**PROBLEM**
Reproduce the records below exactly as they appear.

▼

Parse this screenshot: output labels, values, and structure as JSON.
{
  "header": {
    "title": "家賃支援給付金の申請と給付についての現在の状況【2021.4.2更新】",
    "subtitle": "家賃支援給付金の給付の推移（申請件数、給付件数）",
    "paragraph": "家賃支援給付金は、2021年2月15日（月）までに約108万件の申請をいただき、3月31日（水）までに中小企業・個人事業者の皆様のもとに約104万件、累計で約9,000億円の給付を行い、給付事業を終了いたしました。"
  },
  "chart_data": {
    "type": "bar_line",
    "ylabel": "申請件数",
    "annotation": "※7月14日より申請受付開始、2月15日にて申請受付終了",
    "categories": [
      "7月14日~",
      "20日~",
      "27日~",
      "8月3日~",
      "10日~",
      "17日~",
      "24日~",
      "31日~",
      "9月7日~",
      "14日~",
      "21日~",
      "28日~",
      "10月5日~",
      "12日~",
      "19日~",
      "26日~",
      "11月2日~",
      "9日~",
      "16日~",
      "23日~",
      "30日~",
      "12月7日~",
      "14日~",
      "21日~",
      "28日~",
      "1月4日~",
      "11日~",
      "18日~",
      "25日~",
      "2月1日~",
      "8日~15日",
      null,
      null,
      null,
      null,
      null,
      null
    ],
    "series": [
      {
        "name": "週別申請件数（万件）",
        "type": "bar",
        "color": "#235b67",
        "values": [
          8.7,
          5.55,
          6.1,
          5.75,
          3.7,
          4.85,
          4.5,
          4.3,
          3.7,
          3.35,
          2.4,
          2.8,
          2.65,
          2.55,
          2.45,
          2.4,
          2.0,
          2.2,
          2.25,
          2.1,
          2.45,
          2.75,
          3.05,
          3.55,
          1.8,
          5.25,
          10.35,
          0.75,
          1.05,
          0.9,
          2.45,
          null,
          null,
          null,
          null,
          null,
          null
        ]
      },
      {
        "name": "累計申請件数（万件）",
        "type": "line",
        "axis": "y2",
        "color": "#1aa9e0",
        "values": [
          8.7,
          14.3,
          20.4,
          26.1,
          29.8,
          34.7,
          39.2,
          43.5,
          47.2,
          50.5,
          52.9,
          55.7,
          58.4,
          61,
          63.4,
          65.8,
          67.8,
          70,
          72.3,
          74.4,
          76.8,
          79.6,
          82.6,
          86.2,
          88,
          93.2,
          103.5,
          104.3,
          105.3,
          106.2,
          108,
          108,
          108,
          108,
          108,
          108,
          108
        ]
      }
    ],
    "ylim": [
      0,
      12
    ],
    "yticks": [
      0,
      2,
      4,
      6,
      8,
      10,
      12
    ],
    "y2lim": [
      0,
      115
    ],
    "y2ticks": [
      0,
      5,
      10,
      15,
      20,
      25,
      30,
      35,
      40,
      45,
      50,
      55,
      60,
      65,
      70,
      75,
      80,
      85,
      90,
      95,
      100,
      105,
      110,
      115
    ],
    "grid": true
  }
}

▲

**THE SOLUTION**
Parse this screenshot: output labels, values, and structure as JSON.
{
  "header": {
    "title": "家賃支援給付金の申請と給付についての現在の状況【2021.4.2更新】",
    "subtitle": "家賃支援給付金の給付の推移（申請件数、給付件数）",
    "paragraph": "家賃支援給付金は、2021年2月15日（月）までに約108万件の申請をいただき、3月31日（水）までに中小企業・個人事業者の皆様のもとに約104万件、累計で約9,000億円の給付を行い、給付事業を終了いたしました。"
  },
  "chart_data": {
    "type": "bar_line",
    "ylabel": "申請件数",
    "annotation": "※7月14日より申請受付開始、2月15日にて申請受付終了",
    "categories": [
      "7月14日~",
      "20日~",
      "27日~",
      "8月3日~",
      "10日~",
      "17日~",
      "24日~",
      "31日~",
      "9月7日~",
      "14日~",
      "21日~",
      "28日~",
      "10月5日~",
      "12日~",
      "19日~",
      "26日~",
      "11月2日~",
      "9日~",
      "16日~",
      "23日~",
      "30日~",
      "12月7日~",
      "14日~",
      "21日~",
      "28日~",
      "1月4日~",
      "11日~",
      "18日~",
      "25日~",
      "2月1日~",
      "8日~15日",
      null,
      null,
      null,
      null,
      null,
      null
    ],
    "series": [
      {
        "name": "週別申請件数（万件）",
        "type": "bar",
        "color": "#235b67",
        "values": [
          8.7,
          5.55,
          6.1,
          5.75,
          3.7,
          4.85,
          4.5,
          4.3,
          3.7,
          3.35,
          2.4,
          2.8,
          2.65,
          2.55,
          2.45,
          2.4,
          2.0,
          2.2,
          2.25,
          2.1,
          2.45,
          2.75,
          3.05,
          3.55,
          1.8,
          5.25,
          10.35,
          0.75,
          1.05,
          0.9,
          2.45,
          null,
          null,
          null,
          null,
          null,
          null
        ]
      },
      {
        "name": "累計申請件数（万件）",
        "type": "line",
        "axis": "y2",
        "color": "#1aa9e0",
        "values": [
          8.7,
          14.3,
          20.4,
          26.1,
          29.8,
          34.7,
          39.2,
          43.5,
          47.2,
          50.5,
          52.9,
          55.7,
          58.4,
          61,
          63.4,
          65.8,
          67.8,
          70,
          72.3,
          74.4,
          76.8,
          79.6,
          82.6,
          86.2,
          88,
          93.2,
          103.5,
          104.3,
          105.3,
          106.2,
          108,
          108,
          108,
          108,
          108,
          108,
          108
        ]
      }
    ],
    "ylim": [
      0,
      12
    ],
    "yticks": [
      0,
      2,
      4,
      6,
      8,
      10,
      12
    ],
    "y2lim": [
      0,
      115
    ],
    "y2ticks": [
      0,
      5,
      10,
      15,
      20,
      25,
      30,
      35,
      40,
      45,
      50,
      55,
      60,
      65,
      70,
      75,
      80,
      85,
      90,
      95,
      100,
      105,
      110,
      115
    ],
    "grid": true
  }
}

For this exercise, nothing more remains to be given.